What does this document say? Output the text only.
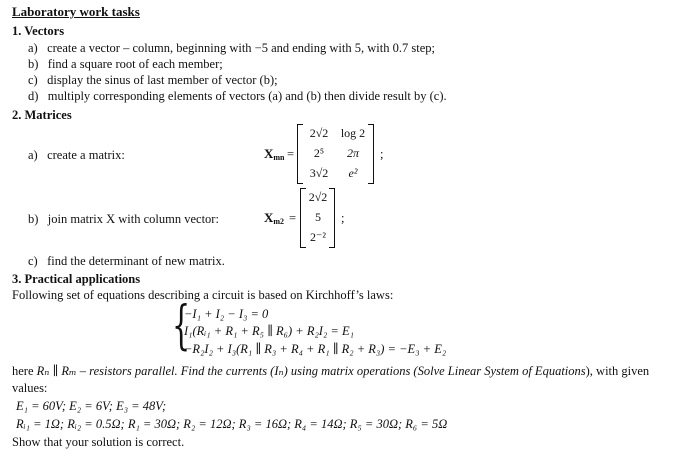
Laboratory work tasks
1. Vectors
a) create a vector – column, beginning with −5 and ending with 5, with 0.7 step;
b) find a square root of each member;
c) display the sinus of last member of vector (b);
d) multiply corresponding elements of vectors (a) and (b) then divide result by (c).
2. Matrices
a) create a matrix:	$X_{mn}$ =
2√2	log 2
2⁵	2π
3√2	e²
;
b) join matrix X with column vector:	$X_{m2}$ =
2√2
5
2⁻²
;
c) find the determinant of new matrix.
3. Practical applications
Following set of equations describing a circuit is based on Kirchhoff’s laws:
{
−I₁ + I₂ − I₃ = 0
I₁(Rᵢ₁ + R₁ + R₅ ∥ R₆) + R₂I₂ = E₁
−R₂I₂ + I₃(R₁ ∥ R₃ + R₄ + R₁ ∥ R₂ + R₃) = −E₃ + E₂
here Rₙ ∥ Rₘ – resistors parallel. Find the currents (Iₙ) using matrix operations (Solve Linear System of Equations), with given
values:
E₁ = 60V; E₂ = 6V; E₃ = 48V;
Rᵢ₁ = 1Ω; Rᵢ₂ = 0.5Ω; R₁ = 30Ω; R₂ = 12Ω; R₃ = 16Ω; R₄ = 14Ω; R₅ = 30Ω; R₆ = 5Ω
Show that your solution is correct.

---+---

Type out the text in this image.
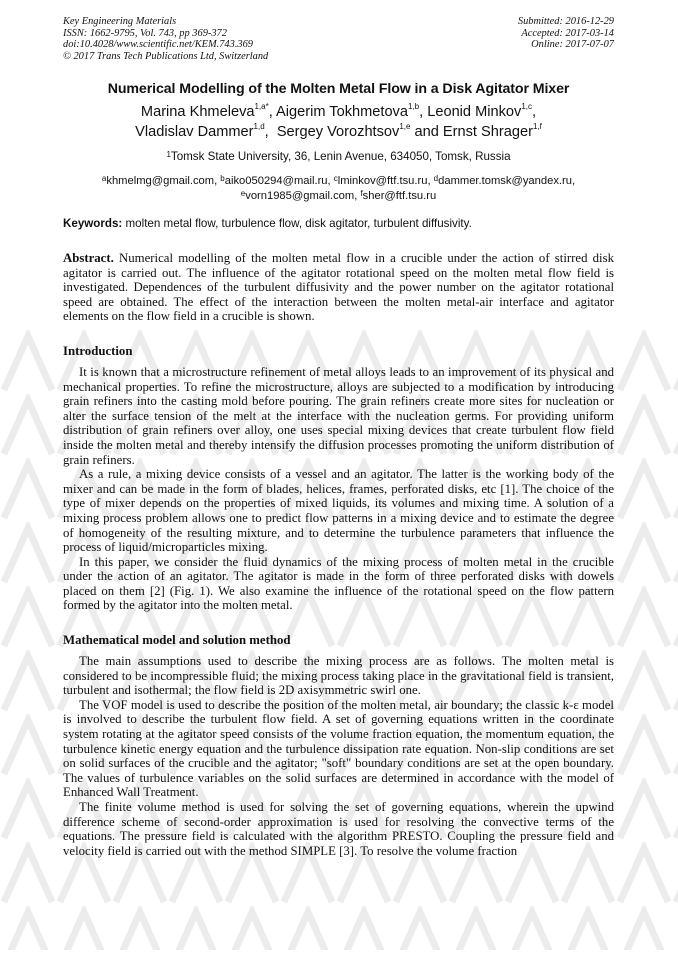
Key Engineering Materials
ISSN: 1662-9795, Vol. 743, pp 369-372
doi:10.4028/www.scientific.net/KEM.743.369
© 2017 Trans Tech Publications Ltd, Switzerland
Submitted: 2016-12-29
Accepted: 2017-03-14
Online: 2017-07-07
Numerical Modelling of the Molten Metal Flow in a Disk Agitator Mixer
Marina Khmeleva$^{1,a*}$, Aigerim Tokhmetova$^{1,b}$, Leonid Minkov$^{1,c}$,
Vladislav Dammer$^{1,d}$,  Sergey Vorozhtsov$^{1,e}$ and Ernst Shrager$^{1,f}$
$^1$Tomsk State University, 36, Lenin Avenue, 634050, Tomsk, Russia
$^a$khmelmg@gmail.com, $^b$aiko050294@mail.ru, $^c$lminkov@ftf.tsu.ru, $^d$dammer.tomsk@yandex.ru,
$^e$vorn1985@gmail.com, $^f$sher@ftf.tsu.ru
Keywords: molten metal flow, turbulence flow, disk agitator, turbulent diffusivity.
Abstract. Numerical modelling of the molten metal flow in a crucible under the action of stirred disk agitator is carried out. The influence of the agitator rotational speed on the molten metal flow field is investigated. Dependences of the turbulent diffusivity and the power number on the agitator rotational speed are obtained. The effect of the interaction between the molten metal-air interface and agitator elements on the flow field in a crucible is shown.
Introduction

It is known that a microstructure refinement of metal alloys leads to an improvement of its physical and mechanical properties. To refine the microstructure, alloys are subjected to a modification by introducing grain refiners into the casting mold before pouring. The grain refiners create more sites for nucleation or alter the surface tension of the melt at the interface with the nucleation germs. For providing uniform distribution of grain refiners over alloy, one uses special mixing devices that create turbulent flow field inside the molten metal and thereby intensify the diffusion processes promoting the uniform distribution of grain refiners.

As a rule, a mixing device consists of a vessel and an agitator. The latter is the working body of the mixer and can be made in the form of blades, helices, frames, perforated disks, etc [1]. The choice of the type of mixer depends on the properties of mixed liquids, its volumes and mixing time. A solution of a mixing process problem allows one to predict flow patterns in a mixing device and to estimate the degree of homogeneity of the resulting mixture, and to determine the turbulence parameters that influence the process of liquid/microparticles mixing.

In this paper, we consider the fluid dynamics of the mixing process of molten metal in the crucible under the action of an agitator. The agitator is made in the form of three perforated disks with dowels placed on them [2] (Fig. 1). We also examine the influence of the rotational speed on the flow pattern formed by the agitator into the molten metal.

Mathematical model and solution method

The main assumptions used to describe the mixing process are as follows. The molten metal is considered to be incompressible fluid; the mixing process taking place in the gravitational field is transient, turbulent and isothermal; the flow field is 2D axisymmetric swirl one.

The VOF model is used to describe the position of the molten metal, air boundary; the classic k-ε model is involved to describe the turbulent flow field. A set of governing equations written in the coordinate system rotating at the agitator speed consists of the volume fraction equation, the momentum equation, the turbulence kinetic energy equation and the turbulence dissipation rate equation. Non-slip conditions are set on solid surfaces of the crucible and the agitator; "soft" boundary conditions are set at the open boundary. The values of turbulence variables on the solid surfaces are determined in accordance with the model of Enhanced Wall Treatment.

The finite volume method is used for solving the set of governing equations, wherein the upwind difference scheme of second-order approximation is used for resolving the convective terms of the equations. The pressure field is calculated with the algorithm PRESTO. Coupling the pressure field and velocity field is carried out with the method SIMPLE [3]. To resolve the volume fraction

---+---

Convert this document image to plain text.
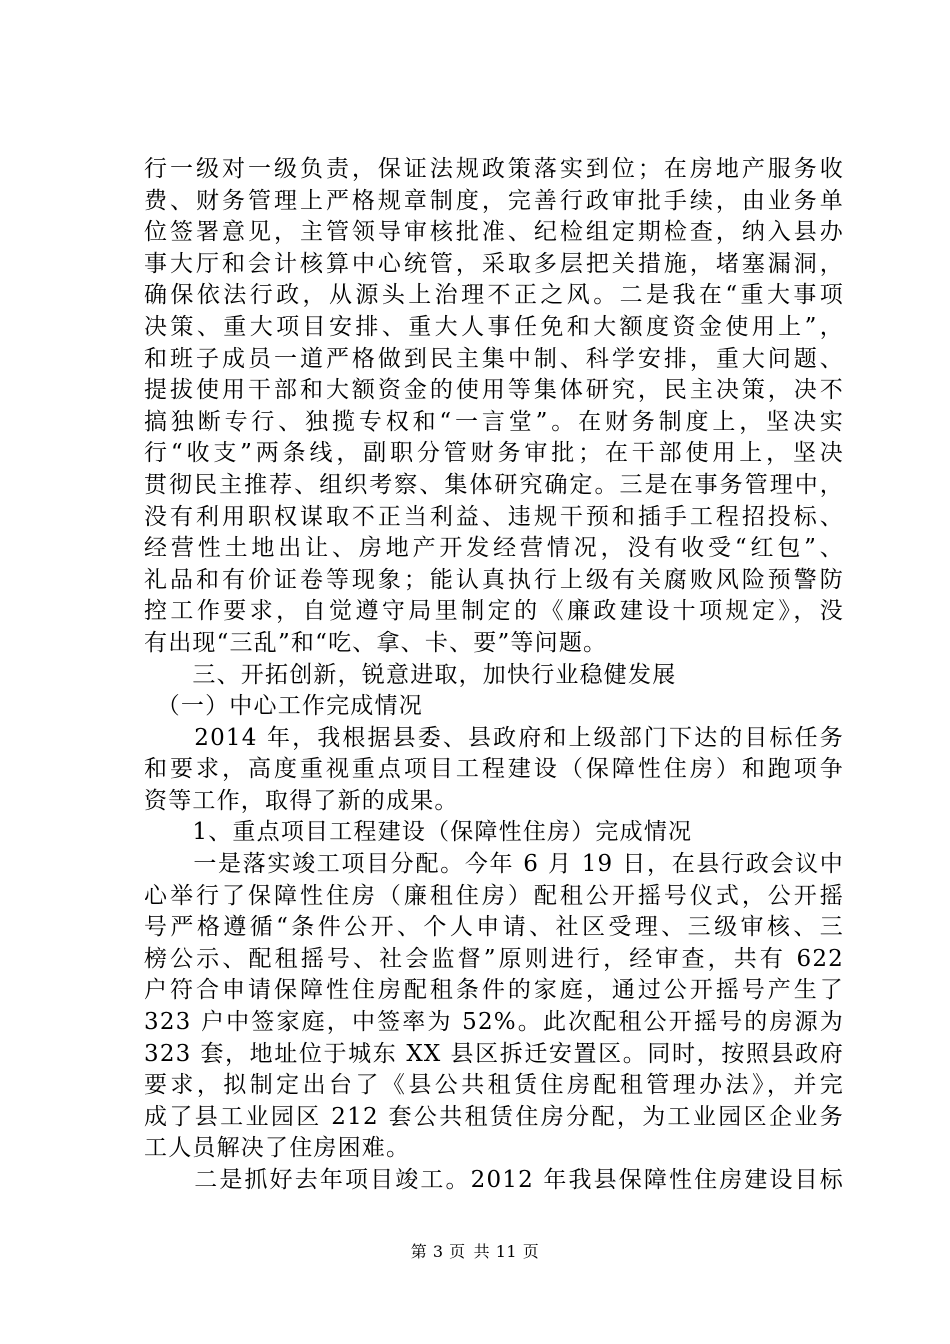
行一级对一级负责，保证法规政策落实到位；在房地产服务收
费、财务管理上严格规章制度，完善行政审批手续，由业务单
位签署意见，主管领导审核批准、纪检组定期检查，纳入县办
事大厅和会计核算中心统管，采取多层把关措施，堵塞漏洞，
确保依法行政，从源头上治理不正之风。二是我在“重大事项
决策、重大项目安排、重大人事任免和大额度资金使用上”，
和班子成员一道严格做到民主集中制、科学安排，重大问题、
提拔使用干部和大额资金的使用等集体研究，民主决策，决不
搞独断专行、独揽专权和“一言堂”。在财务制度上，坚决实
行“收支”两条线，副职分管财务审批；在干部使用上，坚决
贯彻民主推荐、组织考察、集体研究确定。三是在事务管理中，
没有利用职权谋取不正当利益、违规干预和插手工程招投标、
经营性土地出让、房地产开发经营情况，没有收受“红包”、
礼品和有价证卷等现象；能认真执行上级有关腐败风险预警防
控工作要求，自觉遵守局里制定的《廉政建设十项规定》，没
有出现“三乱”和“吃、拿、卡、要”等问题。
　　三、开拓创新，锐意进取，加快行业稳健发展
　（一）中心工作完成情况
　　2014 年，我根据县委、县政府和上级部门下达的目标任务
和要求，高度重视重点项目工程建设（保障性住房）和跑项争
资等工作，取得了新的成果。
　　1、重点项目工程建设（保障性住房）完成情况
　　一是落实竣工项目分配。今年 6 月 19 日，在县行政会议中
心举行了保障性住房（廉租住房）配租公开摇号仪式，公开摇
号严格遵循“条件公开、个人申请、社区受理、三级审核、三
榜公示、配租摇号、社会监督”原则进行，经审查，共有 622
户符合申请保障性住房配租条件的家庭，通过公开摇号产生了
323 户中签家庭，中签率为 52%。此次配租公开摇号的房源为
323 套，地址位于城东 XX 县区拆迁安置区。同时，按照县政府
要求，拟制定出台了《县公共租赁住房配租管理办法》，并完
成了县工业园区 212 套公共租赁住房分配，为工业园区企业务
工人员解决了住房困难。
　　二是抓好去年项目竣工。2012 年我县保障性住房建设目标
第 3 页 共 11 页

---+---

## Exercise goal
Identify the lines in the records above that contain the word "values", then state how many there are and nothing more.

## Correct output
2